[Box coordinate listings]
--------------------
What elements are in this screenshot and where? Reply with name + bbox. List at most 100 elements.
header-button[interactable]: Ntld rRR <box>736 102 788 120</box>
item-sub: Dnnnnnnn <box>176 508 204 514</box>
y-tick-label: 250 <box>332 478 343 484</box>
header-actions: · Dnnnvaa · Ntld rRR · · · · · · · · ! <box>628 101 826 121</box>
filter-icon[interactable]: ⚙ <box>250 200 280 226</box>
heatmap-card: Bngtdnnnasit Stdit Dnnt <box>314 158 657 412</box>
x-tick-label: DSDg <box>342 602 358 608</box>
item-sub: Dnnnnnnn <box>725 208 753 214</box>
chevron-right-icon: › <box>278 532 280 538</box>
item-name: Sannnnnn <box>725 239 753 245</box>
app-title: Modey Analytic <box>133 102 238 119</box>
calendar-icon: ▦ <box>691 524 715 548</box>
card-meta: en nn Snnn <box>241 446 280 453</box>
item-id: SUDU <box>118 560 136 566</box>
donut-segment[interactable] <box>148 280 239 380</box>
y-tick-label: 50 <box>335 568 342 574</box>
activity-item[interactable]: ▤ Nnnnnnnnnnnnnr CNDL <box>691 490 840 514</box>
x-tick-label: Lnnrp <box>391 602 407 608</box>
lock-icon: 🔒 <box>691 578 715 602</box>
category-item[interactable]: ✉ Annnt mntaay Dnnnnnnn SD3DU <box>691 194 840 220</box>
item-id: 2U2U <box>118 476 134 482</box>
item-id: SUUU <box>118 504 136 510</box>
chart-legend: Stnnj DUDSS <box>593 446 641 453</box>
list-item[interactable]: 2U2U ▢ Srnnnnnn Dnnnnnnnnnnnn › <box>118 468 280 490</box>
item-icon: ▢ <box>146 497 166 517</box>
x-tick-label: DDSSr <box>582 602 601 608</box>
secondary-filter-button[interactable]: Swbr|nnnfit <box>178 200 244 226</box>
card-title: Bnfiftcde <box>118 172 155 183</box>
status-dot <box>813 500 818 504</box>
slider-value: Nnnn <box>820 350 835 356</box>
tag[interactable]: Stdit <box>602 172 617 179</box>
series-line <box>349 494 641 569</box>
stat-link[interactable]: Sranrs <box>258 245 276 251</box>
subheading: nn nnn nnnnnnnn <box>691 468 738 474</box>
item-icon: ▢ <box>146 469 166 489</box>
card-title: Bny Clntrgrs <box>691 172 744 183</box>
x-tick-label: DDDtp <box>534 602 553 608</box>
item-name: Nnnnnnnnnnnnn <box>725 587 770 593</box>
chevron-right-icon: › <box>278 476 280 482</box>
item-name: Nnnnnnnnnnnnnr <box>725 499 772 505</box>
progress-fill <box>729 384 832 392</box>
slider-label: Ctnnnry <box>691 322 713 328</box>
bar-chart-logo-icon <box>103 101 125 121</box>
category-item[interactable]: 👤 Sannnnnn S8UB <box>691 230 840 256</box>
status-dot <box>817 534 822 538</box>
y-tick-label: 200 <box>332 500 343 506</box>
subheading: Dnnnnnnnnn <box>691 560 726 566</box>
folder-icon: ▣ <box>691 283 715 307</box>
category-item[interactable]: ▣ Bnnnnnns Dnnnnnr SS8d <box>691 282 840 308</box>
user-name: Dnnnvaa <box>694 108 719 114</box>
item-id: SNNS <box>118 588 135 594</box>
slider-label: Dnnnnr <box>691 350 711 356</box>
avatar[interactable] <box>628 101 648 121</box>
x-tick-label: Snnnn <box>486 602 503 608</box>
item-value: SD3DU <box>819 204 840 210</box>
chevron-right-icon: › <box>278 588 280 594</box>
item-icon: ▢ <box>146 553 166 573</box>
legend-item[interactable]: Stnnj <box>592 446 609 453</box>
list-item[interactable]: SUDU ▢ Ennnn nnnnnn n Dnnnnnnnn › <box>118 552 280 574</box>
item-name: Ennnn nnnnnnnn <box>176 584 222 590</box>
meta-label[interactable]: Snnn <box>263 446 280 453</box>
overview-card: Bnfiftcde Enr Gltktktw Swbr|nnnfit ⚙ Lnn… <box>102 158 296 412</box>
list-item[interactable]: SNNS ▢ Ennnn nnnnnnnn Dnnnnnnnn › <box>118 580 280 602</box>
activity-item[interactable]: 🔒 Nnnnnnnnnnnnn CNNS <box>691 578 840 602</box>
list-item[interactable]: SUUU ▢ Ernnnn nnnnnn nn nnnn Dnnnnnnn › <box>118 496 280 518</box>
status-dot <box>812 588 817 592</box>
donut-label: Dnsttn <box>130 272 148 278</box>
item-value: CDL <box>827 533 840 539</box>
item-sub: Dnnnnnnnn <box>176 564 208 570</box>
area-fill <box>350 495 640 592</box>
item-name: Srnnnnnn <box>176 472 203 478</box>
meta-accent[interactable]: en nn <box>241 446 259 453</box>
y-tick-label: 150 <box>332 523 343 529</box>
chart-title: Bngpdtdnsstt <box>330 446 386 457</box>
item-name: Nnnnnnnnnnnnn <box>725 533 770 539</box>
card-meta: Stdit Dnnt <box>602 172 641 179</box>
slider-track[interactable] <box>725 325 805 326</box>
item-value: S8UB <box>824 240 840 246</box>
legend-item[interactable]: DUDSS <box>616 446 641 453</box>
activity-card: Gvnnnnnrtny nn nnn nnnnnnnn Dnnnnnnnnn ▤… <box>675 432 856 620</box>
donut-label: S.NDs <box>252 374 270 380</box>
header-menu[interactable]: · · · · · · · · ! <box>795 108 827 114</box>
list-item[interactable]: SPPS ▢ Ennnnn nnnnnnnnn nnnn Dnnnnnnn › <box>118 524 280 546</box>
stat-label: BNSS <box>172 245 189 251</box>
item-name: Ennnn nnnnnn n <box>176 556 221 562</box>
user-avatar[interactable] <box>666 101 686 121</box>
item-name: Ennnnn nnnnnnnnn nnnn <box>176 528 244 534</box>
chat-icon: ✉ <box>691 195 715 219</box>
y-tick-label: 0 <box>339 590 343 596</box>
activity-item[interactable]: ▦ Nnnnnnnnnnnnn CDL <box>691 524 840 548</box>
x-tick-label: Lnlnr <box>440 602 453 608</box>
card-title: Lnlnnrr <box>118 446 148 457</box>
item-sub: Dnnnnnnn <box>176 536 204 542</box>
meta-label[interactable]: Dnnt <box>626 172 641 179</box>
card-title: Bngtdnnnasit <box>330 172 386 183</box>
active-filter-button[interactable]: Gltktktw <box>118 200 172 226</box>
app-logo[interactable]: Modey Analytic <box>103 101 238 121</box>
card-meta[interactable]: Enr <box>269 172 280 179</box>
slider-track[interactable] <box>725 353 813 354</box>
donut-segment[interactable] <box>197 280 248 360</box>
--------------------
- EXERCISE INSTRUCTIONS -
Reproduce every one of the lines above without changing anything.

- SOLVED PROBLEM -
What elements are in this screenshot and where? Reply with name + bbox. List at most 100 elements.
header-button[interactable]: Ntld rRR <box>736 102 788 120</box>
item-sub: Dnnnnnnn <box>176 508 204 514</box>
y-tick-label: 250 <box>332 478 343 484</box>
header-actions: · Dnnnvaa · Ntld rRR · · · · · · · · ! <box>628 101 826 121</box>
filter-icon[interactable]: ⚙ <box>250 200 280 226</box>
heatmap-card: Bngtdnnnasit Stdit Dnnt <box>314 158 657 412</box>
x-tick-label: DSDg <box>342 602 358 608</box>
item-sub: Dnnnnnnn <box>725 208 753 214</box>
chevron-right-icon: › <box>278 532 280 538</box>
item-name: Sannnnnn <box>725 239 753 245</box>
app-title: Modey Analytic <box>133 102 238 119</box>
calendar-icon: ▦ <box>691 524 715 548</box>
card-meta: en nn Snnn <box>241 446 280 453</box>
item-id: SUDU <box>118 560 136 566</box>
donut-segment[interactable] <box>148 280 239 380</box>
y-tick-label: 50 <box>335 568 342 574</box>
activity-item[interactable]: ▤ Nnnnnnnnnnnnnr CNDL <box>691 490 840 514</box>
x-tick-label: Lnnrp <box>391 602 407 608</box>
lock-icon: 🔒 <box>691 578 715 602</box>
category-item[interactable]: ✉ Annnt mntaay Dnnnnnnn SD3DU <box>691 194 840 220</box>
item-id: 2U2U <box>118 476 134 482</box>
item-id: SUUU <box>118 504 136 510</box>
chart-legend: Stnnj DUDSS <box>593 446 641 453</box>
list-item[interactable]: 2U2U ▢ Srnnnnnn Dnnnnnnnnnnnn › <box>118 468 280 490</box>
item-icon: ▢ <box>146 497 166 517</box>
x-tick-label: DDSSr <box>582 602 601 608</box>
secondary-filter-button[interactable]: Swbr|nnnfit <box>178 200 244 226</box>
card-title: Bnfiftcde <box>118 172 155 183</box>
status-dot <box>813 500 818 504</box>
slider-value: Nnnn <box>820 350 835 356</box>
tag[interactable]: Stdit <box>602 172 617 179</box>
series-line <box>349 494 641 569</box>
stat-link[interactable]: Sranrs <box>258 245 276 251</box>
subheading: nn nnn nnnnnnnn <box>691 468 738 474</box>
item-icon: ▢ <box>146 469 166 489</box>
card-title: Bny Clntrgrs <box>691 172 744 183</box>
x-tick-label: DDDtp <box>534 602 553 608</box>
item-name: Nnnnnnnnnnnnn <box>725 587 770 593</box>
chevron-right-icon: › <box>278 476 280 482</box>
item-name: Nnnnnnnnnnnnnr <box>725 499 772 505</box>
progress-fill <box>729 384 832 392</box>
slider-label: Ctnnnry <box>691 322 713 328</box>
bar-chart-logo-icon <box>103 101 125 121</box>
category-item[interactable]: 👤 Sannnnnn S8UB <box>691 230 840 256</box>
status-dot <box>817 534 822 538</box>
y-tick-label: 200 <box>332 500 343 506</box>
subheading: Dnnnnnnnnn <box>691 560 726 566</box>
folder-icon: ▣ <box>691 283 715 307</box>
category-item[interactable]: ▣ Bnnnnnns Dnnnnnr SS8d <box>691 282 840 308</box>
user-name: Dnnnvaa <box>694 108 719 114</box>
item-id: SNNS <box>118 588 135 594</box>
slider-label: Dnnnnr <box>691 350 711 356</box>
avatar[interactable] <box>628 101 648 121</box>
x-tick-label: Snnnn <box>486 602 503 608</box>
item-value: SD3DU <box>819 204 840 210</box>
chevron-right-icon: › <box>278 588 280 594</box>
item-icon: ▢ <box>146 553 166 573</box>
legend-item[interactable]: Stnnj <box>592 446 609 453</box>
list-item[interactable]: SUDU ▢ Ennnn nnnnnn n Dnnnnnnnn › <box>118 552 280 574</box>
item-name: Ennnn nnnnnnnn <box>176 584 222 590</box>
meta-label[interactable]: Snnn <box>263 446 280 453</box>
overview-card: Bnfiftcde Enr Gltktktw Swbr|nnnfit ⚙ Lnn… <box>102 158 296 412</box>
list-item[interactable]: SNNS ▢ Ennnn nnnnnnnn Dnnnnnnnn › <box>118 580 280 602</box>
activity-item[interactable]: 🔒 Nnnnnnnnnnnnn CNNS <box>691 578 840 602</box>
list-item[interactable]: SUUU ▢ Ernnnn nnnnnn nn nnnn Dnnnnnnn › <box>118 496 280 518</box>
status-dot <box>812 588 817 592</box>
donut-label: Dnsttn <box>130 272 148 278</box>
item-value: CDL <box>827 533 840 539</box>
item-sub: Dnnnnnnnn <box>176 564 208 570</box>
area-fill <box>350 495 640 592</box>
item-name: Srnnnnnn <box>176 472 203 478</box>
meta-accent[interactable]: en nn <box>241 446 259 453</box>
y-tick-label: 150 <box>332 523 343 529</box>
chart-title: Bngpdtdnsstt <box>330 446 386 457</box>
item-name: Nnnnnnnnnnnnn <box>725 533 770 539</box>
card-meta: Stdit Dnnt <box>602 172 641 179</box>
slider-track[interactable] <box>725 325 805 326</box>
item-value: S8UB <box>824 240 840 246</box>
legend-item[interactable]: DUDSS <box>616 446 641 453</box>
activity-card: Gvnnnnnrtny nn nnn nnnnnnnn Dnnnnnnnnn ▤… <box>675 432 856 620</box>
donut-label: S.NDs <box>252 374 270 380</box>
header-menu[interactable]: · · · · · · · · ! <box>795 108 827 114</box>
list-item[interactable]: SPPS ▢ Ennnnn nnnnnnnnn nnnn Dnnnnnnn › <box>118 524 280 546</box>
stat-label: BNSS <box>172 245 189 251</box>
item-name: Ennnn nnnnnn n <box>176 556 221 562</box>
user-avatar[interactable] <box>666 101 686 121</box>
item-name: Ennnnn nnnnnnnnn nnnn <box>176 528 244 534</box>
chat-icon: ✉ <box>691 195 715 219</box>
y-tick-label: 0 <box>339 590 343 596</box>
activity-item[interactable]: ▦ Nnnnnnnnnnnnn CDL <box>691 524 840 548</box>
x-tick-label: Lnlnr <box>440 602 453 608</box>
card-title: Lnlnnrr <box>118 446 148 457</box>
item-sub: Dnnnnnnn <box>176 536 204 542</box>
meta-label[interactable]: Dnnt <box>626 172 641 179</box>
card-title: Bngtdnnnasit <box>330 172 386 183</box>
active-filter-button[interactable]: Gltktktw <box>118 200 172 226</box>
app-logo[interactable]: Modey Analytic <box>103 101 238 121</box>
card-meta[interactable]: Enr <box>269 172 280 179</box>
slider-track[interactable] <box>725 353 813 354</box>
donut-segment[interactable] <box>197 280 248 360</box>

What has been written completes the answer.